Data entries:
----

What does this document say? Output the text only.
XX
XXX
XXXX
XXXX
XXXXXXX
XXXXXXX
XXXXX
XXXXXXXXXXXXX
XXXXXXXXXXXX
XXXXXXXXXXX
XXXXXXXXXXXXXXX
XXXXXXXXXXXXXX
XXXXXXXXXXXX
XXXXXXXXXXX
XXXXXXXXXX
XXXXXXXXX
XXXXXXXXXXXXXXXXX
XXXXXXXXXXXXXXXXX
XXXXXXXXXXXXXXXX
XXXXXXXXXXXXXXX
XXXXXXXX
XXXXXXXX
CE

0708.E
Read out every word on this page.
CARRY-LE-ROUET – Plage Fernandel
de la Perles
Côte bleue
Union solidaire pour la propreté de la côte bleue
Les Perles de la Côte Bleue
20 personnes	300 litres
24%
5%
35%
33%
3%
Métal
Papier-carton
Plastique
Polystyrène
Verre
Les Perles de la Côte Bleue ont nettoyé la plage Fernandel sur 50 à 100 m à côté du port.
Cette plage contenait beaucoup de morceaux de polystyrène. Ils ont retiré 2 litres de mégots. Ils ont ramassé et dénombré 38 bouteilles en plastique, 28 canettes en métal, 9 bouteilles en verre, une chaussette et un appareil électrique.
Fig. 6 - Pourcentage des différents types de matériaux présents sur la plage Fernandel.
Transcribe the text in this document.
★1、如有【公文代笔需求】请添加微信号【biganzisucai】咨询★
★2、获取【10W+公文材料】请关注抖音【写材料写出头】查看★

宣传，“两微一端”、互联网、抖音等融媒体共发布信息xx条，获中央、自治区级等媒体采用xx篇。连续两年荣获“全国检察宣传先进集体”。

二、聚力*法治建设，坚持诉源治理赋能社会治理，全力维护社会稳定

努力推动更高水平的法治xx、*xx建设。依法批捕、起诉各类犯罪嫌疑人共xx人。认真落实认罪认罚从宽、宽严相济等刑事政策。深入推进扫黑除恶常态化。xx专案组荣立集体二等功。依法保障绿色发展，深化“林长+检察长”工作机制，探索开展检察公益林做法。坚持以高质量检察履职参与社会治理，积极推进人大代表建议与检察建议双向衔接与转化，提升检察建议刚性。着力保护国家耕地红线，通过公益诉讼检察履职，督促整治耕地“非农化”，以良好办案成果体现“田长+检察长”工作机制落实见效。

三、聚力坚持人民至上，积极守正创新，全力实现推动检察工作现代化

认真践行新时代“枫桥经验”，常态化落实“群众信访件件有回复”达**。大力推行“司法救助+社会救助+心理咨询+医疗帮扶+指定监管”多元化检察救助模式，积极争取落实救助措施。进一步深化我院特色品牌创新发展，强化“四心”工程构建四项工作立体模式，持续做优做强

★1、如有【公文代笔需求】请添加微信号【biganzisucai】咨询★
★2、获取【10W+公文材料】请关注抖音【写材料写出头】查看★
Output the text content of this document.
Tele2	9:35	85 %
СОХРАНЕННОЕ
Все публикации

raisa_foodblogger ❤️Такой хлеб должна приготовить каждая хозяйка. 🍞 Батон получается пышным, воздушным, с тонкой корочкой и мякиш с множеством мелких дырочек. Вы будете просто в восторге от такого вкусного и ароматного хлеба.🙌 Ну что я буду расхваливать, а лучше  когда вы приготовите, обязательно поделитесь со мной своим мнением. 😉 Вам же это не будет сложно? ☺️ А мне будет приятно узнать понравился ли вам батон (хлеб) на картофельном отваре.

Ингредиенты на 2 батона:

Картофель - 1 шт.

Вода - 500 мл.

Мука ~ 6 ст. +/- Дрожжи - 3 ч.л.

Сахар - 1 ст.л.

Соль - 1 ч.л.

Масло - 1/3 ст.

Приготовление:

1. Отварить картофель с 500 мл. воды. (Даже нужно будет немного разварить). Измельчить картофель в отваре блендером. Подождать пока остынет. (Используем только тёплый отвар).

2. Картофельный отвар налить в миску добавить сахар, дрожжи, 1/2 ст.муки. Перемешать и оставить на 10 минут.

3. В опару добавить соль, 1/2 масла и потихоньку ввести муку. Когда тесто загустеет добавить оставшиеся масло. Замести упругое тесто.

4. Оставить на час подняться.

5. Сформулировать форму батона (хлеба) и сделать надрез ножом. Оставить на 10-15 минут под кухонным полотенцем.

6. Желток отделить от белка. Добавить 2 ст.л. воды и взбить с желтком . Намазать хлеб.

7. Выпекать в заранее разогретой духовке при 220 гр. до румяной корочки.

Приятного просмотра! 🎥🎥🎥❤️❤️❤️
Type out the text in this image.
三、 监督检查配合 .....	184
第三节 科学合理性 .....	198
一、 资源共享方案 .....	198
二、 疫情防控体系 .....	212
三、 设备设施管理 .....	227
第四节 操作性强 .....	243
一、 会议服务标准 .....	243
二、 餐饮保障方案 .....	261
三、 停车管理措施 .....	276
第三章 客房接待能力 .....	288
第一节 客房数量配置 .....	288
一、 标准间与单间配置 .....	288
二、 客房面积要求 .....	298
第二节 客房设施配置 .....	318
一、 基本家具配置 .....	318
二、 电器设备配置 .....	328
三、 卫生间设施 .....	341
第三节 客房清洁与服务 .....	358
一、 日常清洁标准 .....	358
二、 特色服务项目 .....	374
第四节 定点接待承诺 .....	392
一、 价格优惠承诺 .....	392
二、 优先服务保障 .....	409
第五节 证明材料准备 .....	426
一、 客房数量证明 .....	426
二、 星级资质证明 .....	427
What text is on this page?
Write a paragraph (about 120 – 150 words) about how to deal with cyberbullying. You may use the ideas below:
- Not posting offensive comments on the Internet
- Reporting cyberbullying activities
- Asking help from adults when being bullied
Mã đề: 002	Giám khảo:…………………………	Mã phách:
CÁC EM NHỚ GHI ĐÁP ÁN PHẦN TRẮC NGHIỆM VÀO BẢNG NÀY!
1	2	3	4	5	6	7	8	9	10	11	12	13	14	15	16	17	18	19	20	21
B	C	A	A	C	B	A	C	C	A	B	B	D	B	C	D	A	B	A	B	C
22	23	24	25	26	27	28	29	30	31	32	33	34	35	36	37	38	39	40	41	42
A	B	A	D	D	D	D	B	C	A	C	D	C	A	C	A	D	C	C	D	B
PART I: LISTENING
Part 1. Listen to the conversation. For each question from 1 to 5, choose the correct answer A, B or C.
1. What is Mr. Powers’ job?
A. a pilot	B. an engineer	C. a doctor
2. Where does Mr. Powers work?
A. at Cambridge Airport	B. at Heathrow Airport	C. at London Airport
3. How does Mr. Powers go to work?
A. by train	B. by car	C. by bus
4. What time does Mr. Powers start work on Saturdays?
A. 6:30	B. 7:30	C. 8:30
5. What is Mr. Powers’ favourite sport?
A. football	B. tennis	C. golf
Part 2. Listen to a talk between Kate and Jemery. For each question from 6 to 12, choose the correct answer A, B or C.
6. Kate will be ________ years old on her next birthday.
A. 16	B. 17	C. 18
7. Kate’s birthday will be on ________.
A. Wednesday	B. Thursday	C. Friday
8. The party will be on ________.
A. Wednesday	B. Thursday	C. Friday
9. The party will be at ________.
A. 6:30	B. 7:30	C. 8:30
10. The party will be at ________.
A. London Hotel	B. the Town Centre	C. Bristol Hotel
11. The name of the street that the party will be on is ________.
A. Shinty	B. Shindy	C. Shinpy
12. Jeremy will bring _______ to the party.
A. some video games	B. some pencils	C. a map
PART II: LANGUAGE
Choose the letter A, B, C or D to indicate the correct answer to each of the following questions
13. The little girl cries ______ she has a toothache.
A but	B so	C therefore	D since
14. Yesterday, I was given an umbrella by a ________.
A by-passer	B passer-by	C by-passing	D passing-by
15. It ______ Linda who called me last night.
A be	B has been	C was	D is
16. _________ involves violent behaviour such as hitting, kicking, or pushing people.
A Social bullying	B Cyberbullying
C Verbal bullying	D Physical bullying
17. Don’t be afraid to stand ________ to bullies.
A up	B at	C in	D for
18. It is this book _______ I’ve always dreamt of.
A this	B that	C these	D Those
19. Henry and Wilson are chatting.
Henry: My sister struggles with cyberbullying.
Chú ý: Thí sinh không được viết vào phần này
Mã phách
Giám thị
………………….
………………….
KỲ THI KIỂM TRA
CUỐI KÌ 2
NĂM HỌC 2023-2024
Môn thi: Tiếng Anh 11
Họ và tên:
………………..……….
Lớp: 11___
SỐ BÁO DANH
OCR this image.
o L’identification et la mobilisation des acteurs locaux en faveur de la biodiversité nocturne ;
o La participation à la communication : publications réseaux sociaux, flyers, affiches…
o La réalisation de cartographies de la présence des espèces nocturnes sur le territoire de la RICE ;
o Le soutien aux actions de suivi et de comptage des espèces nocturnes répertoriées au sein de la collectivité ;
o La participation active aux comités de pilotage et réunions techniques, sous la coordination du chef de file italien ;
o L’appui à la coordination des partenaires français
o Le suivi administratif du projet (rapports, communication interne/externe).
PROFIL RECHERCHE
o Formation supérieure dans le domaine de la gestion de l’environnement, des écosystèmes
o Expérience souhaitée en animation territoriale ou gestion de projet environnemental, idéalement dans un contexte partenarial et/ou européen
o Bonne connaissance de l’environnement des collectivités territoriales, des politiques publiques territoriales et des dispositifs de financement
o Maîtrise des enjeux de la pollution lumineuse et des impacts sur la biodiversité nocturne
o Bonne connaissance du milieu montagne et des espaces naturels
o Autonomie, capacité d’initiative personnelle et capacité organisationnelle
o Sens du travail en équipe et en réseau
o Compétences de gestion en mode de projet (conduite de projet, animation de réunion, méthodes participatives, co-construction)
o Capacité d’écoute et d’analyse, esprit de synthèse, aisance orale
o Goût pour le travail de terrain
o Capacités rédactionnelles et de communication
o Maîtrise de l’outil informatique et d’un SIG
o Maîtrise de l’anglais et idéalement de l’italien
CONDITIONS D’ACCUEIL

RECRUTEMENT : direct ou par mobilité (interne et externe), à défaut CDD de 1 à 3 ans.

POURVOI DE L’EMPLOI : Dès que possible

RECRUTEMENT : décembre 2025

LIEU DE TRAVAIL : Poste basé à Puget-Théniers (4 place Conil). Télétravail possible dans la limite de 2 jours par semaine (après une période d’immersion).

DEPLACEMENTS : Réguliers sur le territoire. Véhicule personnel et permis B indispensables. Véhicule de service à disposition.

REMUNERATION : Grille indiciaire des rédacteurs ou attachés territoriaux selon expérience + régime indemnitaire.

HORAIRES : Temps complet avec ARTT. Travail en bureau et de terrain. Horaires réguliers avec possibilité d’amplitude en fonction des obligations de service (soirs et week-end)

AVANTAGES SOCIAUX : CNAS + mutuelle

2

----

From the data above, copy each line that holds "воды".

Written answer:
1. Отварить картофель с 500 мл. воды. (Даже нужно будет немного разварить). Измельчить картофель в отваре блендером. Подождать пока остынет. (Используем только тёплый отвар).
6. Желток отделить от белка. Добавить 2 ст.л. воды и взбить с желтком . Намазать хлеб.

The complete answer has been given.